— OBJECTIVE —
Your task is to copy every line of this material exactly.

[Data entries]

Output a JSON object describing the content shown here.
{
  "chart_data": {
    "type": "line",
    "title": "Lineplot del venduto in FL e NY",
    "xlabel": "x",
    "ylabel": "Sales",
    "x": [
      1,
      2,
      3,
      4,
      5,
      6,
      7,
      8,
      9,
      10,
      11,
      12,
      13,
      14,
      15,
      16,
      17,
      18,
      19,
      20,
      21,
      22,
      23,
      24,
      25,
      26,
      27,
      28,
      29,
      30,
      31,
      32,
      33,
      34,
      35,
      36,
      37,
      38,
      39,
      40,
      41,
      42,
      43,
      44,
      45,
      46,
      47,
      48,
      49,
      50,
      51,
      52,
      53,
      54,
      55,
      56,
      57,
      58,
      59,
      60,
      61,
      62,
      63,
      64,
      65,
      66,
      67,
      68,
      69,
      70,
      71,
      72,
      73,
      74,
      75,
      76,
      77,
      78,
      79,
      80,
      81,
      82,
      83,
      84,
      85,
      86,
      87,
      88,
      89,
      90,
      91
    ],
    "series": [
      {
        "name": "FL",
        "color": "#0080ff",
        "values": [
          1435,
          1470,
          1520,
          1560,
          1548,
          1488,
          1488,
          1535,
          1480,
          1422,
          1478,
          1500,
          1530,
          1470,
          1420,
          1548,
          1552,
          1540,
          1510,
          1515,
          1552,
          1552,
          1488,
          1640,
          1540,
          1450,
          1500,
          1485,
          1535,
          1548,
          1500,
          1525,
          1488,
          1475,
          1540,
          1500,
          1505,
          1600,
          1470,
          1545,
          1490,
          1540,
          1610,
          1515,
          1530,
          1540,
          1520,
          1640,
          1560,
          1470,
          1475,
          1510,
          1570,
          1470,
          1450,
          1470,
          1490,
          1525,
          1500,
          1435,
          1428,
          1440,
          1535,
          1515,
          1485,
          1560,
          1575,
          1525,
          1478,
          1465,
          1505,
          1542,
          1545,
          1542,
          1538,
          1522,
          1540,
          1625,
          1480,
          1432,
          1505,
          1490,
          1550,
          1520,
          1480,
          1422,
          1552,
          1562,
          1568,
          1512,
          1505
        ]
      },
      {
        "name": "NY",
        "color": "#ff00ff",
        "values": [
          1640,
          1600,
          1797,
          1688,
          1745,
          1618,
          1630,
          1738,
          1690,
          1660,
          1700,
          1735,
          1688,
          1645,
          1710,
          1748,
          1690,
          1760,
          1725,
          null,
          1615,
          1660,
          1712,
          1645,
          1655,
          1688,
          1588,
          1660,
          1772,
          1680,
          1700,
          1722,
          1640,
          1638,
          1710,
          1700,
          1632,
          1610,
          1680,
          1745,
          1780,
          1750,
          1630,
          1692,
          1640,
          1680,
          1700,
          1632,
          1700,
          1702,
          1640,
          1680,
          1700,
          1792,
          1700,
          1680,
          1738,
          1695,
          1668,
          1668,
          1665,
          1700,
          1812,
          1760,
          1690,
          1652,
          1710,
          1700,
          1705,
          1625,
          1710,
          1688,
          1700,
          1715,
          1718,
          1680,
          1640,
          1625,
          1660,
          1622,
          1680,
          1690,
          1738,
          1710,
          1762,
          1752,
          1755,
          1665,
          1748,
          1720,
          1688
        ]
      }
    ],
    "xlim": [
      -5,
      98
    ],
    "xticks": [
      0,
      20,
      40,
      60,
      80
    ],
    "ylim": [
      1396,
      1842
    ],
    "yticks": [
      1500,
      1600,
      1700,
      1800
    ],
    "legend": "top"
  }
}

— RESPONSE —
Output a JSON object describing the content shown here.
{
  "chart_data": {
    "type": "line",
    "title": "Lineplot del venduto in FL e NY",
    "xlabel": "x",
    "ylabel": "Sales",
    "x": [
      1,
      2,
      3,
      4,
      5,
      6,
      7,
      8,
      9,
      10,
      11,
      12,
      13,
      14,
      15,
      16,
      17,
      18,
      19,
      20,
      21,
      22,
      23,
      24,
      25,
      26,
      27,
      28,
      29,
      30,
      31,
      32,
      33,
      34,
      35,
      36,
      37,
      38,
      39,
      40,
      41,
      42,
      43,
      44,
      45,
      46,
      47,
      48,
      49,
      50,
      51,
      52,
      53,
      54,
      55,
      56,
      57,
      58,
      59,
      60,
      61,
      62,
      63,
      64,
      65,
      66,
      67,
      68,
      69,
      70,
      71,
      72,
      73,
      74,
      75,
      76,
      77,
      78,
      79,
      80,
      81,
      82,
      83,
      84,
      85,
      86,
      87,
      88,
      89,
      90,
      91
    ],
    "series": [
      {
        "name": "FL",
        "color": "#0080ff",
        "values": [
          1435,
          1470,
          1520,
          1560,
          1548,
          1488,
          1488,
          1535,
          1480,
          1422,
          1478,
          1500,
          1530,
          1470,
          1420,
          1548,
          1552,
          1540,
          1510,
          1515,
          1552,
          1552,
          1488,
          1640,
          1540,
          1450,
          1500,
          1485,
          1535,
          1548,
          1500,
          1525,
          1488,
          1475,
          1540,
          1500,
          1505,
          1600,
          1470,
          1545,
          1490,
          1540,
          1610,
          1515,
          1530,
          1540,
          1520,
          1640,
          1560,
          1470,
          1475,
          1510,
          1570,
          1470,
          1450,
          1470,
          1490,
          1525,
          1500,
          1435,
          1428,
          1440,
          1535,
          1515,
          1485,
          1560,
          1575,
          1525,
          1478,
          1465,
          1505,
          1542,
          1545,
          1542,
          1538,
          1522,
          1540,
          1625,
          1480,
          1432,
          1505,
          1490,
          1550,
          1520,
          1480,
          1422,
          1552,
          1562,
          1568,
          1512,
          1505
        ]
      },
      {
        "name": "NY",
        "color": "#ff00ff",
        "values": [
          1640,
          1600,
          1797,
          1688,
          1745,
          1618,
          1630,
          1738,
          1690,
          1660,
          1700,
          1735,
          1688,
          1645,
          1710,
          1748,
          1690,
          1760,
          1725,
          null,
          1615,
          1660,
          1712,
          1645,
          1655,
          1688,
          1588,
          1660,
          1772,
          1680,
          1700,
          1722,
          1640,
          1638,
          1710,
          1700,
          1632,
          1610,
          1680,
          1745,
          1780,
          1750,
          1630,
          1692,
          1640,
          1680,
          1700,
          1632,
          1700,
          1702,
          1640,
          1680,
          1700,
          1792,
          1700,
          1680,
          1738,
          1695,
          1668,
          1668,
          1665,
          1700,
          1812,
          1760,
          1690,
          1652,
          1710,
          1700,
          1705,
          1625,
          1710,
          1688,
          1700,
          1715,
          1718,
          1680,
          1640,
          1625,
          1660,
          1622,
          1680,
          1690,
          1738,
          1710,
          1762,
          1752,
          1755,
          1665,
          1748,
          1720,
          1688
        ]
      }
    ],
    "xlim": [
      -5,
      98
    ],
    "xticks": [
      0,
      20,
      40,
      60,
      80
    ],
    "ylim": [
      1396,
      1842
    ],
    "yticks": [
      1500,
      1600,
      1700,
      1800
    ],
    "legend": "top"
  }
}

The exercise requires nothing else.